— Begin —

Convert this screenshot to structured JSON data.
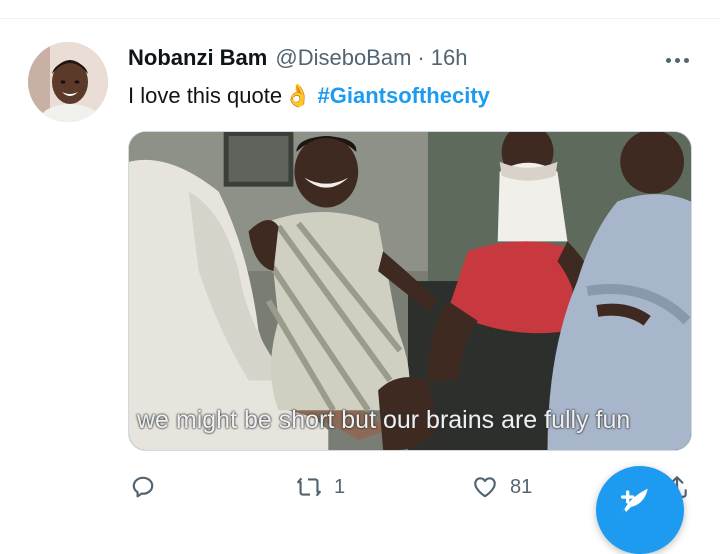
{
  "tweet": {
    "display_name": "Nobanzi Bam",
    "handle": "@DiseboBam",
    "separator": "·",
    "time": "16h",
    "text": "I love this quote",
    "emoji": "👌",
    "hashtag": "#Giantsofthecity",
    "media_subtitle": "we might be short but our brains are fully fun"
  },
  "actions": {
    "reply_icon": "reply-icon",
    "retweet_icon": "retweet-icon",
    "retweet_count": "1",
    "like_icon": "heart-icon",
    "like_count": "81",
    "share_icon": "share-icon"
  },
  "compose_button": {
    "icon": "compose-feather-icon"
  },
  "colors": {
    "accent": "#1d9bf0",
    "text_primary": "#0f1419",
    "text_secondary": "#536471",
    "border": "#cfd9de"
  }
}
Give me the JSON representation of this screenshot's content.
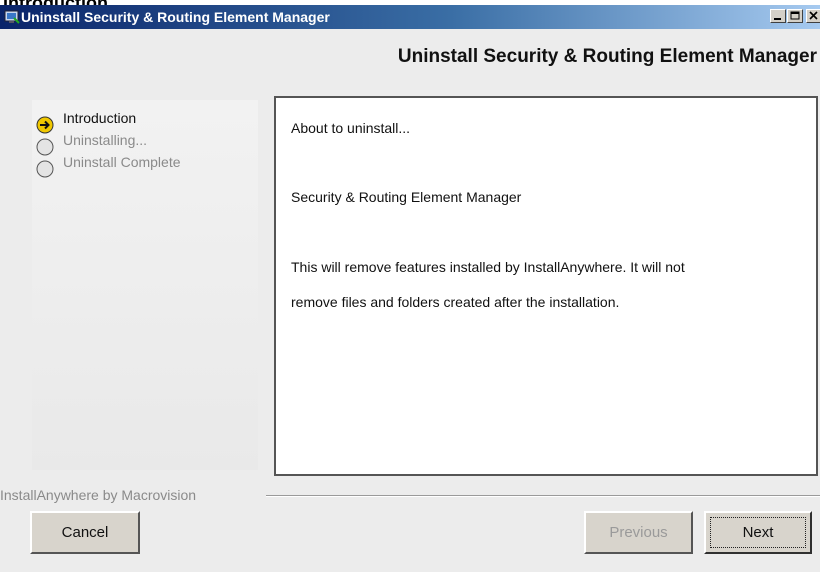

— End —

* **Problem description**: Without including any pictures, print each record exactly.

* **Expected output**:
Convert this screenshot to structured JSON data.
{
  "tweet": {
    "display_name": "Nobanzi Bam",
    "handle": "@DiseboBam",
    "separator": "·",
    "time": "16h",
    "text": "I love this quote",
    "emoji": "👌",
    "hashtag": "#Giantsofthecity",
    "media_subtitle": "we might be short but our brains are fully fun"
  },
  "actions": {
    "reply_icon": "reply-icon",
    "retweet_icon": "retweet-icon",
    "retweet_count": "1",
    "like_icon": "heart-icon",
    "like_count": "81",
    "share_icon": "share-icon"
  },
  "compose_button": {
    "icon": "compose-feather-icon"
  },
  "colors": {
    "accent": "#1d9bf0",
    "text_primary": "#0f1419",
    "text_secondary": "#536471",
    "border": "#cfd9de"
  }
}
Give me the JSON representation of this screenshot's content.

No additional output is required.